Stored entries:

################

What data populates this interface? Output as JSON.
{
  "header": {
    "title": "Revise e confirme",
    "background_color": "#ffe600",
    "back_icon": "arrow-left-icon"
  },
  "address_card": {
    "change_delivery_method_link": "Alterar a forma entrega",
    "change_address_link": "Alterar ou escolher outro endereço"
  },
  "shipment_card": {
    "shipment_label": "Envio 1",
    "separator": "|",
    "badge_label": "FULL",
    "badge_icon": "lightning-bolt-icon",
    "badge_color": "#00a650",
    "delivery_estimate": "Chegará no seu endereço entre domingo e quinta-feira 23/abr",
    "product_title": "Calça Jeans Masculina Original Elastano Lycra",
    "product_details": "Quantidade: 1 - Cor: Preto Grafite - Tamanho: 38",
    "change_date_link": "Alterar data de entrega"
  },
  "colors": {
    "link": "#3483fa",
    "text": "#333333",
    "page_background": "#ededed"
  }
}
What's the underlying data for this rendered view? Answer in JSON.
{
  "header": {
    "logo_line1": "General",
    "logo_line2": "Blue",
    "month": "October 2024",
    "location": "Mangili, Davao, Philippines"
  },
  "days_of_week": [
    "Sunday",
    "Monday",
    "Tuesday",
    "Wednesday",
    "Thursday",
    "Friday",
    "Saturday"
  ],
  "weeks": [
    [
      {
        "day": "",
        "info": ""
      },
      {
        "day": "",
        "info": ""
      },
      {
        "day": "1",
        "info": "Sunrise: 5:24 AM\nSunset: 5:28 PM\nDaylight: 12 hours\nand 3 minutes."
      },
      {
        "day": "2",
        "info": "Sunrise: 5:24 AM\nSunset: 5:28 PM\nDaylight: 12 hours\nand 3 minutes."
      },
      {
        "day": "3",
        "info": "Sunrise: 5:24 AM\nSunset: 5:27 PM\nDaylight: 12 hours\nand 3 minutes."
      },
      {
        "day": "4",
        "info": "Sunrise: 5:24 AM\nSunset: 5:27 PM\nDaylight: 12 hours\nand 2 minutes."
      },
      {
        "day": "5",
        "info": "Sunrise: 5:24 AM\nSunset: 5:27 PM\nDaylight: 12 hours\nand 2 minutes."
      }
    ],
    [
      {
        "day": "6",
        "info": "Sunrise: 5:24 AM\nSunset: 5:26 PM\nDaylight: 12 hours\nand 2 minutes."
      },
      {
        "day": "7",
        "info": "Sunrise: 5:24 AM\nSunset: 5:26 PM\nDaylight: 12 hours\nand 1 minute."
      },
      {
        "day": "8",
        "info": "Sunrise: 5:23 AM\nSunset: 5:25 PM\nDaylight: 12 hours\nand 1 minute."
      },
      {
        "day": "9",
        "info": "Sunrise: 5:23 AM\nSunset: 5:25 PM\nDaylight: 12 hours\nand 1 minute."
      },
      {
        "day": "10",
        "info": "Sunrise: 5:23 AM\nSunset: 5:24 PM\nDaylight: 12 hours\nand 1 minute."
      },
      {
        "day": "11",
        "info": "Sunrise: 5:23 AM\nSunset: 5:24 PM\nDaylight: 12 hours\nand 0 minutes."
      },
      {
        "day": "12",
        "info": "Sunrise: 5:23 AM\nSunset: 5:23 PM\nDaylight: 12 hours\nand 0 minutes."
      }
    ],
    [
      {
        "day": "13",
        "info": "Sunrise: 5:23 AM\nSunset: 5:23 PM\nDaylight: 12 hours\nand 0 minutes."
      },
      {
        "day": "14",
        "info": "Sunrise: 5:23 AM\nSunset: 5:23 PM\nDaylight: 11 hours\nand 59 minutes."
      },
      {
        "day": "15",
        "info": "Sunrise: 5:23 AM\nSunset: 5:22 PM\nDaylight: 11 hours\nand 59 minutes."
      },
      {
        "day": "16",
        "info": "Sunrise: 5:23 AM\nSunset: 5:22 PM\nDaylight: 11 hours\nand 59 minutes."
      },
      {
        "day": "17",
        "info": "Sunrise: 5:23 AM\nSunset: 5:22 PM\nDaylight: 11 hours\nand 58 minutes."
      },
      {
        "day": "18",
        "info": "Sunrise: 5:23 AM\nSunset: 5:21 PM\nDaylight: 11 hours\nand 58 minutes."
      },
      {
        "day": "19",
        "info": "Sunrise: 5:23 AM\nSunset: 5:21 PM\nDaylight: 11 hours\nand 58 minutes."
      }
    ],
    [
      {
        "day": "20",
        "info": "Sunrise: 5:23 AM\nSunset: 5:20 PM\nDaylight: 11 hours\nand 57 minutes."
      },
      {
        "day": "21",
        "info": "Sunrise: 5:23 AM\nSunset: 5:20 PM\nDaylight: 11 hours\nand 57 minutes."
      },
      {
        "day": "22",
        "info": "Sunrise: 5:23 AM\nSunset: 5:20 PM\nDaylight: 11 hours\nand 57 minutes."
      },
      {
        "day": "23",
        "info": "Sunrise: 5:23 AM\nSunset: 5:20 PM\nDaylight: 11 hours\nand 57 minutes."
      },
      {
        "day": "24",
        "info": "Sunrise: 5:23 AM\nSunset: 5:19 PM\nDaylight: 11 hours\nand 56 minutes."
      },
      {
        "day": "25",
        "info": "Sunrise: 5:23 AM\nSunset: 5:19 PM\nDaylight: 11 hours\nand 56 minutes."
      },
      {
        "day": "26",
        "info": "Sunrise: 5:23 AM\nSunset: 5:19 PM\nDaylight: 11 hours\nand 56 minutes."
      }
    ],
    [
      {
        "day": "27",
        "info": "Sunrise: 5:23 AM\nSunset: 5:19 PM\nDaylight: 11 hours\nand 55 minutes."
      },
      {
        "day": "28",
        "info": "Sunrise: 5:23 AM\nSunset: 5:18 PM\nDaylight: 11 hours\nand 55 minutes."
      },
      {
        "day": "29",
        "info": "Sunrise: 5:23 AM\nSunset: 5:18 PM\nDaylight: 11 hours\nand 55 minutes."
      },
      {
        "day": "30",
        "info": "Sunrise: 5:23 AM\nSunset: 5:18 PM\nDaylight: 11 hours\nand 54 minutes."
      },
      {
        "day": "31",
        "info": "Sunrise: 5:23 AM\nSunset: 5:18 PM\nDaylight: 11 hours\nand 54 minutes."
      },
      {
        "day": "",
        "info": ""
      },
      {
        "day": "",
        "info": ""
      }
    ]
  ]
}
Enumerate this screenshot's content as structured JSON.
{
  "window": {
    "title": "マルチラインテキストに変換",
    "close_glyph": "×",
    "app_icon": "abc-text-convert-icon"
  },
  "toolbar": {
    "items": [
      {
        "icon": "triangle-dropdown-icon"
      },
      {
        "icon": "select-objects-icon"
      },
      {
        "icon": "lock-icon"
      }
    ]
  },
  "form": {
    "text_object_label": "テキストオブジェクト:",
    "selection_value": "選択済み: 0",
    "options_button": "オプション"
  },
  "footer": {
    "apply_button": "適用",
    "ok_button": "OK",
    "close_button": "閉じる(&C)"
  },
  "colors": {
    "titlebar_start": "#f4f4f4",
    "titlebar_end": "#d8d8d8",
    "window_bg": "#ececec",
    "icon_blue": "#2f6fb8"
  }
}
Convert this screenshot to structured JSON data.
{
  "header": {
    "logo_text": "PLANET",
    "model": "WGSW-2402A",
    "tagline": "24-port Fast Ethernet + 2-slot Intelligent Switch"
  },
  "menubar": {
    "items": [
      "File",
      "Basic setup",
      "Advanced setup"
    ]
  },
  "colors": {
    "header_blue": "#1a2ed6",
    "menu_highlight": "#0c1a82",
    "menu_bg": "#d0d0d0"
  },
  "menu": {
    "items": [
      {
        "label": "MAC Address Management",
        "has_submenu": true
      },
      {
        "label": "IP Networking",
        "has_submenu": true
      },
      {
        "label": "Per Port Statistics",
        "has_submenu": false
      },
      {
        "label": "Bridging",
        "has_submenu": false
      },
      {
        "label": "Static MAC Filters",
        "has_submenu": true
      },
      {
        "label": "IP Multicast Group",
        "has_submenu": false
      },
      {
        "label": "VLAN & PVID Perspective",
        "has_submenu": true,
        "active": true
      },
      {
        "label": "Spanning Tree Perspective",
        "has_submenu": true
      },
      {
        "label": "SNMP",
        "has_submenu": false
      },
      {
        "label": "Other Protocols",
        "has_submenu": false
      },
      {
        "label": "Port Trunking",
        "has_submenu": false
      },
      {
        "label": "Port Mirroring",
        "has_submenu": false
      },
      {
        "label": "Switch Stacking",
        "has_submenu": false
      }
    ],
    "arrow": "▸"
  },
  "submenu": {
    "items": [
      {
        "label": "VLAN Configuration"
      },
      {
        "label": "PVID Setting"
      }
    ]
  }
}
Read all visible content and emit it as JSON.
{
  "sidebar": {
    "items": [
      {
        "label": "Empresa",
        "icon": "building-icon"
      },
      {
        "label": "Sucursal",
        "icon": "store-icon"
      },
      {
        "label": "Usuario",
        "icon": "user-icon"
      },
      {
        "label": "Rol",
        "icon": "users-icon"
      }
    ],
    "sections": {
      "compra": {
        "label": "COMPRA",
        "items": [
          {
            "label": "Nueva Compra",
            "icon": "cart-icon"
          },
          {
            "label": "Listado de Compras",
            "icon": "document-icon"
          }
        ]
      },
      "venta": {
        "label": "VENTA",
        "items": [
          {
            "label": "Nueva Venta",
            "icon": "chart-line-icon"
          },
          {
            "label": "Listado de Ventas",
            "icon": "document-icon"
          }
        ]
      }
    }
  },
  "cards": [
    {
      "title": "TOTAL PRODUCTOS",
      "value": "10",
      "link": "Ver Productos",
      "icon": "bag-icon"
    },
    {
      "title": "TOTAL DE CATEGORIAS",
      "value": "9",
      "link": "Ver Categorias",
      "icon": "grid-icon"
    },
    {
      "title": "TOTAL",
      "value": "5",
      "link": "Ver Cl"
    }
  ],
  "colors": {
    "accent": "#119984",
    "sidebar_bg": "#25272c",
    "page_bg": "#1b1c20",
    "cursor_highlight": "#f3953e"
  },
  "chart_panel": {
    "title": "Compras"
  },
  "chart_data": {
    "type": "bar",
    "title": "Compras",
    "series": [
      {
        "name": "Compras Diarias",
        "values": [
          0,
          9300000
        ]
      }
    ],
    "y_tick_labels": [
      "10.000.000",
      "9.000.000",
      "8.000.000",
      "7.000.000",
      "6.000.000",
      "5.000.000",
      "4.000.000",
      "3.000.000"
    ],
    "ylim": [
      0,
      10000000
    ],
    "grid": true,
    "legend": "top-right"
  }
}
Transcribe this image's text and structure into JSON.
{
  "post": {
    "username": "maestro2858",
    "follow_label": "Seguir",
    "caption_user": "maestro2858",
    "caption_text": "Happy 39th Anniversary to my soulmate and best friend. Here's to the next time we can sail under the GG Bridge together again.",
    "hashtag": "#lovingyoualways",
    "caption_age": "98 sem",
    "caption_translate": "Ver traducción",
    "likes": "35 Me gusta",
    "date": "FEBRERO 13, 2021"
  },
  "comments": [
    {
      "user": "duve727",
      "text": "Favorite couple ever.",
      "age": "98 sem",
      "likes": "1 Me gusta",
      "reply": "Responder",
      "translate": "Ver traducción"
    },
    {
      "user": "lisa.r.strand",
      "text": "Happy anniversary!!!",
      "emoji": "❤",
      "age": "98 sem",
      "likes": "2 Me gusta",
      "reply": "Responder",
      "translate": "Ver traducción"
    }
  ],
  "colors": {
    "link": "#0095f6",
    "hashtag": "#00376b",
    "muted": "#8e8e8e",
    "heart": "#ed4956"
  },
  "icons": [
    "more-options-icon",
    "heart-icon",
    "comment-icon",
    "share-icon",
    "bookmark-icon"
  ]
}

################

** Your objective **
Copy out every line holding the string "PVID".

** Output **
        "label": "VLAN & PVID Perspective",
        "label": "PVID Setting"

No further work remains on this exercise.